- _What to produce_
Copy, from the entries below, each line where the word "before" can be found.

Begin Provided information

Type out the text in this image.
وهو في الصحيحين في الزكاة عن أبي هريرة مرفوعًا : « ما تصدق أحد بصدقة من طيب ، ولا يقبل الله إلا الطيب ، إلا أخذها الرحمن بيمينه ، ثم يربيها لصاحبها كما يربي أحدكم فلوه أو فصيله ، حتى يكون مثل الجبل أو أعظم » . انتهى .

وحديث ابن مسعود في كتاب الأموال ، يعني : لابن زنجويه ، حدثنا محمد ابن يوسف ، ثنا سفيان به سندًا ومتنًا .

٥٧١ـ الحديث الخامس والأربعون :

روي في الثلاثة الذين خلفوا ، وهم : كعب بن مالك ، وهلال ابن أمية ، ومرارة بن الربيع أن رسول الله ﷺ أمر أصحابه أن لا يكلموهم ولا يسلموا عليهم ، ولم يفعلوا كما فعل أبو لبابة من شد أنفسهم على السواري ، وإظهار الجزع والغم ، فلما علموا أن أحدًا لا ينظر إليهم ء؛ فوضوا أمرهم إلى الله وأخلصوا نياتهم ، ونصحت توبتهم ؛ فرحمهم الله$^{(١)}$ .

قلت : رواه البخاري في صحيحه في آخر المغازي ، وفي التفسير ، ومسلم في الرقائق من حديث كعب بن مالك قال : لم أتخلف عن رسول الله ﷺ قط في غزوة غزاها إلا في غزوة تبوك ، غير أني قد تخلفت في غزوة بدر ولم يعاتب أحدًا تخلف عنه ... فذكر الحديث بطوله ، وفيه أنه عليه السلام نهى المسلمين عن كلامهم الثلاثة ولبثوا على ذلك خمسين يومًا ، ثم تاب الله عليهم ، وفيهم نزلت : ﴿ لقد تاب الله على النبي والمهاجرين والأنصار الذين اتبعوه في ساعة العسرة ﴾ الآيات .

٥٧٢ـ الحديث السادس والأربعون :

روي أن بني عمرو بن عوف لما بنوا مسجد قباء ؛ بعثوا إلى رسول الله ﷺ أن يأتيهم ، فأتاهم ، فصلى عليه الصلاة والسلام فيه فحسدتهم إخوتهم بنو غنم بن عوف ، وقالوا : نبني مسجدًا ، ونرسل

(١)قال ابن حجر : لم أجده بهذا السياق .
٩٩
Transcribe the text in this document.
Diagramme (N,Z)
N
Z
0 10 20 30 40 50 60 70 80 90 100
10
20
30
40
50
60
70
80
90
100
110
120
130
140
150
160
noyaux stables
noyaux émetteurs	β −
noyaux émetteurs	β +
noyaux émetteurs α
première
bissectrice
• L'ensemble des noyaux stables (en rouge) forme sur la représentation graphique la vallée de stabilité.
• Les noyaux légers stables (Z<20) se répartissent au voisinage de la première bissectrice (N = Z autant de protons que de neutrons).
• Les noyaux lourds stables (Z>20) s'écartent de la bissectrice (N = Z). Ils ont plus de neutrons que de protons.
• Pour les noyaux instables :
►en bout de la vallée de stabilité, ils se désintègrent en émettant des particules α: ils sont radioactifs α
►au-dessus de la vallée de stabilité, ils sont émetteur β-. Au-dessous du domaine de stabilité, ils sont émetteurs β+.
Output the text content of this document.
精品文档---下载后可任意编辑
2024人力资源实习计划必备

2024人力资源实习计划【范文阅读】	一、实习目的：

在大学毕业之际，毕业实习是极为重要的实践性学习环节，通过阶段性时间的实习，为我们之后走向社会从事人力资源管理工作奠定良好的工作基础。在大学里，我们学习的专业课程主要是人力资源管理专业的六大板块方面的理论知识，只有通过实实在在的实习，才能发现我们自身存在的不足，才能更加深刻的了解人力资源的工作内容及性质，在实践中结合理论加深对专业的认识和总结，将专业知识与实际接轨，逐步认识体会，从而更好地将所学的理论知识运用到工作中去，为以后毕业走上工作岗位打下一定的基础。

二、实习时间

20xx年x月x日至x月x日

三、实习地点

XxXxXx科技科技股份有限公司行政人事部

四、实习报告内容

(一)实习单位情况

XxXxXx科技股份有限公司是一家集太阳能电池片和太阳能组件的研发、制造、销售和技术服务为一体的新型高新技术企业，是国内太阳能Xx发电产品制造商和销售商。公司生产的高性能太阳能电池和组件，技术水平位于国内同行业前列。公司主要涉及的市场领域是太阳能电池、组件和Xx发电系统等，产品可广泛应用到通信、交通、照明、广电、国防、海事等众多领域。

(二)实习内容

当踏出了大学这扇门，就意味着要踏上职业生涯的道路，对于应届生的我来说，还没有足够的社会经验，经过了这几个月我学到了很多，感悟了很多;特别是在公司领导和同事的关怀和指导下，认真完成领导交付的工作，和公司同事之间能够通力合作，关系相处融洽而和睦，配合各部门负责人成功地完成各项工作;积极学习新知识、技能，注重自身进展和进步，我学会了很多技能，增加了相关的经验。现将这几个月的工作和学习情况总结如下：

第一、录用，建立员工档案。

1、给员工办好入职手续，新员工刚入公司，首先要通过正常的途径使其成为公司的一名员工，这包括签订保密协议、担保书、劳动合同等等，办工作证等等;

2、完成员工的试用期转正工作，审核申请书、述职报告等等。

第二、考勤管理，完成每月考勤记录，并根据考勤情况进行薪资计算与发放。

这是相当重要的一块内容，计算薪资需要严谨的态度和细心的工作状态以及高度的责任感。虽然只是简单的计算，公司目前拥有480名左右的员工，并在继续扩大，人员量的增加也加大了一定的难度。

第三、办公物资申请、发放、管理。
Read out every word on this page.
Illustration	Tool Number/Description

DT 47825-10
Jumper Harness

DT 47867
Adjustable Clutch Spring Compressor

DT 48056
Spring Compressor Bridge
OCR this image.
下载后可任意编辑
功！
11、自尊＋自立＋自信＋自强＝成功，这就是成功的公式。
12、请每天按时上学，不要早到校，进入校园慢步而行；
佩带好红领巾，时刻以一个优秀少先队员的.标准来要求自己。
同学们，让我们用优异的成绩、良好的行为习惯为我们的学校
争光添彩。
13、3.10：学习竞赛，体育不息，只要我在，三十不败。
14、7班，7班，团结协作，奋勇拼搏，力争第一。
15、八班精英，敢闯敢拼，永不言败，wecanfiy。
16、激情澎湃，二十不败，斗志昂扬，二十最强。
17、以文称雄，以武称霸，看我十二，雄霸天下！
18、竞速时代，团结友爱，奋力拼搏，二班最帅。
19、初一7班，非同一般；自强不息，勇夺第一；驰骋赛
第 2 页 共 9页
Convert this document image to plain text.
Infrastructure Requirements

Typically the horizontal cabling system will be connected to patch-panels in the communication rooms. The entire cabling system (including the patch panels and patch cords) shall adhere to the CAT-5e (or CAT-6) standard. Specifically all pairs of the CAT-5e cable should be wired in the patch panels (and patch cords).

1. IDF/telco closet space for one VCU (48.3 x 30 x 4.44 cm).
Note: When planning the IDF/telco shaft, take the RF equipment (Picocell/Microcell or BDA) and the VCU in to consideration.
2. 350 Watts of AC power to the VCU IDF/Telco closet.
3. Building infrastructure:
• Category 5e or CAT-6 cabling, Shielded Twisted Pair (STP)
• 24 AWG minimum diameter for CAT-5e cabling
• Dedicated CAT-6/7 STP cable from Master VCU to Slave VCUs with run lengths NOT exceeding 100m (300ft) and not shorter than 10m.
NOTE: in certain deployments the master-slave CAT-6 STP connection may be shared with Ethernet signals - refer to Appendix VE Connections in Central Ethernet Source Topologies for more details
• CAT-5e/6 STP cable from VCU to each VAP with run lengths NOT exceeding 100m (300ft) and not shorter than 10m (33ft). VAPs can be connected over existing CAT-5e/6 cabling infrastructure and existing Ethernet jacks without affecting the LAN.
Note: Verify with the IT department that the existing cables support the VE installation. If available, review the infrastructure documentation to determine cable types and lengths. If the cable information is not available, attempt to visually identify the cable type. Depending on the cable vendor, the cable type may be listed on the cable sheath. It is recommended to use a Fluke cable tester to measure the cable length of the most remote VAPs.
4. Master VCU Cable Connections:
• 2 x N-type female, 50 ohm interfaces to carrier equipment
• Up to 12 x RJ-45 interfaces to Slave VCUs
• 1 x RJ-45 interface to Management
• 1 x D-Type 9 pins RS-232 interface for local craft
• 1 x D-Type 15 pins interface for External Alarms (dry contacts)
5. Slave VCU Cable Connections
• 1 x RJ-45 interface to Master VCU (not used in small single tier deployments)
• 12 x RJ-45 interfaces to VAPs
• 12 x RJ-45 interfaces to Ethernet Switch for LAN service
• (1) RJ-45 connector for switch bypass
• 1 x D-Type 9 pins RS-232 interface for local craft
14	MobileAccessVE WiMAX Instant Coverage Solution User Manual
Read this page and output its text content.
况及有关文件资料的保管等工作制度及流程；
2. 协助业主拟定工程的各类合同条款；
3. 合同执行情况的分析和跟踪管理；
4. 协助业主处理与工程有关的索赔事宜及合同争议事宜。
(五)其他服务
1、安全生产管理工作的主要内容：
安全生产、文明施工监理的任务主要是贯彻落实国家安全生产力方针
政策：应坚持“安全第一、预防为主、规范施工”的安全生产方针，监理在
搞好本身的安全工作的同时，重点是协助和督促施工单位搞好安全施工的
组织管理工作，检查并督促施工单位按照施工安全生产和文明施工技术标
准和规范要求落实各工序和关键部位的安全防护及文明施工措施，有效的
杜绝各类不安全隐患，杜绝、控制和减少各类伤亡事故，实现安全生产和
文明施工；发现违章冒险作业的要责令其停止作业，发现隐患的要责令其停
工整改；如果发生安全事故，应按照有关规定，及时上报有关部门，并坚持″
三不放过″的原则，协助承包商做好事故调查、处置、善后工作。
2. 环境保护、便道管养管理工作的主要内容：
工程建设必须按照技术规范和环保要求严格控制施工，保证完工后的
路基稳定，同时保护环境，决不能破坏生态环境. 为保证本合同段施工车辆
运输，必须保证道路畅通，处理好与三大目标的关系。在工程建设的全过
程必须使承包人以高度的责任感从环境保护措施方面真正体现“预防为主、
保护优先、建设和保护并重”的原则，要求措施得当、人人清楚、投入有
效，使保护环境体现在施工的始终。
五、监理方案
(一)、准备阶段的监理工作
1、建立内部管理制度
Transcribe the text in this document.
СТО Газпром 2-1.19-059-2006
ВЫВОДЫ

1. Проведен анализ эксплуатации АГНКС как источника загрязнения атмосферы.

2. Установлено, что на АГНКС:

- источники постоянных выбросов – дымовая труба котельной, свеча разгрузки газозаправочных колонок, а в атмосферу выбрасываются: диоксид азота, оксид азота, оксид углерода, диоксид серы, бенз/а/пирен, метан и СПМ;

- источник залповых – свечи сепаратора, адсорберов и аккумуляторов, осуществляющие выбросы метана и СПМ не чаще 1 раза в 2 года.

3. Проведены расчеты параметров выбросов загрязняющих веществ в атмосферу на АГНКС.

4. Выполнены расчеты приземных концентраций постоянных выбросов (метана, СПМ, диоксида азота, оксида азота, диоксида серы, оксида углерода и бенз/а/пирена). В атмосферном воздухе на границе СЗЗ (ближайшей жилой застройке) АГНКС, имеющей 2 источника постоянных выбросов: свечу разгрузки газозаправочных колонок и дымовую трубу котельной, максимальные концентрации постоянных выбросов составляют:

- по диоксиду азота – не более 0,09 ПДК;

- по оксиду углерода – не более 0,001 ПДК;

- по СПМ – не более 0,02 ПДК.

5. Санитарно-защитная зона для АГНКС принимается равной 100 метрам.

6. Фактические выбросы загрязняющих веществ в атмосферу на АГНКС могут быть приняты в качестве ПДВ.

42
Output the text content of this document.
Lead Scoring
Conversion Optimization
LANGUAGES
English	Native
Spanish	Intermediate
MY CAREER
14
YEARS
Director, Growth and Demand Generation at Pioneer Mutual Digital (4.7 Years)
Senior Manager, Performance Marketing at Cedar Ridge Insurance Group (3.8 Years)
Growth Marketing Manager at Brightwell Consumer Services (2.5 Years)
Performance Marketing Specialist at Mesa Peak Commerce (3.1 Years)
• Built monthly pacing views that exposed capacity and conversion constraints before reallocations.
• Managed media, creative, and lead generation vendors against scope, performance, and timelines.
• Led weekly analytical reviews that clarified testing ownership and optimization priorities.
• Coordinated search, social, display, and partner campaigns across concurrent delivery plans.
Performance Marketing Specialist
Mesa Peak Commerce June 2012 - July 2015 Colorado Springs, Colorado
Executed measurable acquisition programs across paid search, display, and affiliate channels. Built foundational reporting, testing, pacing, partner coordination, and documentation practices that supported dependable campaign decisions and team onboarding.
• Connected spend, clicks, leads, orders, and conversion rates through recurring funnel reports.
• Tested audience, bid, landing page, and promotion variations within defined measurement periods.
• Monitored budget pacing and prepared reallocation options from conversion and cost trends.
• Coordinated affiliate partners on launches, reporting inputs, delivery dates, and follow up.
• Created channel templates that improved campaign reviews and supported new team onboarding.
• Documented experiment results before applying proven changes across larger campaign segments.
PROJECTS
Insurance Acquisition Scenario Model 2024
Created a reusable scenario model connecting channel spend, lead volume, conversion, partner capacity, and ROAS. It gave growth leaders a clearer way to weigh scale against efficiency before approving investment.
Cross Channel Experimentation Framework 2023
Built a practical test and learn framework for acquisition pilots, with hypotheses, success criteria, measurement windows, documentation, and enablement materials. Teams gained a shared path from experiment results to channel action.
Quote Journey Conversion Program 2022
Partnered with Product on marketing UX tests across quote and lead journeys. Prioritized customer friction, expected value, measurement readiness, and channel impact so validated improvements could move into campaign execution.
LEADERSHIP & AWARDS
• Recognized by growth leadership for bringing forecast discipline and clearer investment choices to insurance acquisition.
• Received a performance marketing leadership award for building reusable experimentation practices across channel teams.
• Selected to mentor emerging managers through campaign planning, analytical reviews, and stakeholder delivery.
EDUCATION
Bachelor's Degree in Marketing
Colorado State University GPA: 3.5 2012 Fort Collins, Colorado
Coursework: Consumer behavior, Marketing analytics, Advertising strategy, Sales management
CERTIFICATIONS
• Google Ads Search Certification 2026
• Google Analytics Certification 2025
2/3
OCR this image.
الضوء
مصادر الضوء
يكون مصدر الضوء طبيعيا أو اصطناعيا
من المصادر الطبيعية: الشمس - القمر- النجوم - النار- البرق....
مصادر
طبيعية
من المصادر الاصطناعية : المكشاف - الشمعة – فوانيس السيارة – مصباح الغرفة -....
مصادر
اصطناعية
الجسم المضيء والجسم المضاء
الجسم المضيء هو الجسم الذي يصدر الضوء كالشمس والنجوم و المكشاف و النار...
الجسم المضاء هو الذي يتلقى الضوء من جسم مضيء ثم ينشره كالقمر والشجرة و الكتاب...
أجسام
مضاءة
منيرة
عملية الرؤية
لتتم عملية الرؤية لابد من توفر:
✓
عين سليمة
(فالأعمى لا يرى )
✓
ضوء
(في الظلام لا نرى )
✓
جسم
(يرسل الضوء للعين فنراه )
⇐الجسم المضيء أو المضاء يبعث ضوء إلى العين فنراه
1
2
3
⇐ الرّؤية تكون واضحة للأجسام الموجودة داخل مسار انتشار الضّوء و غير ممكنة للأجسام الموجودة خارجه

End Provided information

- _Solution below_
• Built monthly pacing views that exposed capacity and conversion constraints before reallocations.
• Documented experiment results before applying proven changes across larger campaign segments.
Created a reusable scenario model connecting channel spend, lead volume, conversion, partner capacity, and ROAS. It gave growth leaders a clearer way to weigh scale against efficiency before approving investment.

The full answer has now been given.